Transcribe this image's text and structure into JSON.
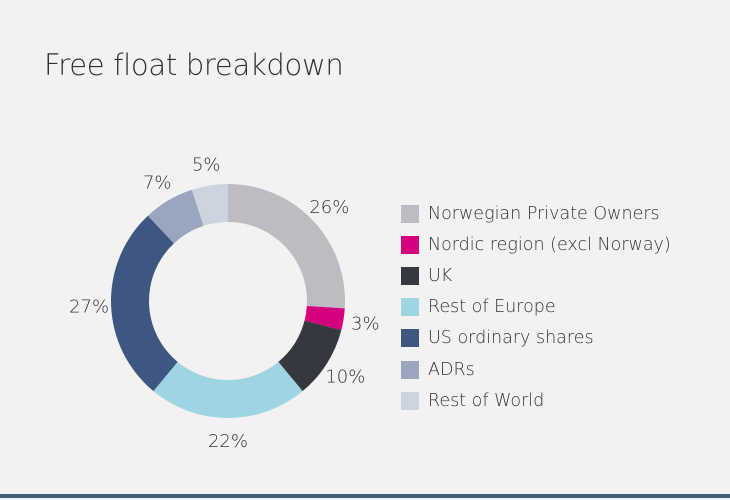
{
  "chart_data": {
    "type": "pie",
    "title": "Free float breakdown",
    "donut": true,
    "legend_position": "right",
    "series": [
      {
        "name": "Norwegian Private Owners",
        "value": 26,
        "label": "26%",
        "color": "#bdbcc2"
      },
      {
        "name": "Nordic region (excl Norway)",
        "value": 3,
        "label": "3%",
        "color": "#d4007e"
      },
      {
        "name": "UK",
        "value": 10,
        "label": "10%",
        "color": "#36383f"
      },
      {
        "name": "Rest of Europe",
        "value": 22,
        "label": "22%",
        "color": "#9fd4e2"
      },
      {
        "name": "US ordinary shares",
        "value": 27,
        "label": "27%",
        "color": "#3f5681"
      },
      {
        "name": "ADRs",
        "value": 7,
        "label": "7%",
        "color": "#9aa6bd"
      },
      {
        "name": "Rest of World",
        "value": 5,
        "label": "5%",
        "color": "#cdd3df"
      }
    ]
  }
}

• To be done: Exact duplication of all the records is required; pictures are omitted from the copy.

• Problem solution:
Transcribe this image's text and structure into JSON.
{
  "chart_data": {
    "type": "pie",
    "title": "Free float breakdown",
    "donut": true,
    "legend_position": "right",
    "series": [
      {
        "name": "Norwegian Private Owners",
        "value": 26,
        "label": "26%",
        "color": "#bdbcc2"
      },
      {
        "name": "Nordic region (excl Norway)",
        "value": 3,
        "label": "3%",
        "color": "#d4007e"
      },
      {
        "name": "UK",
        "value": 10,
        "label": "10%",
        "color": "#36383f"
      },
      {
        "name": "Rest of Europe",
        "value": 22,
        "label": "22%",
        "color": "#9fd4e2"
      },
      {
        "name": "US ordinary shares",
        "value": 27,
        "label": "27%",
        "color": "#3f5681"
      },
      {
        "name": "ADRs",
        "value": 7,
        "label": "7%",
        "color": "#9aa6bd"
      },
      {
        "name": "Rest of World",
        "value": 5,
        "label": "5%",
        "color": "#cdd3df"
      }
    ]
  }
}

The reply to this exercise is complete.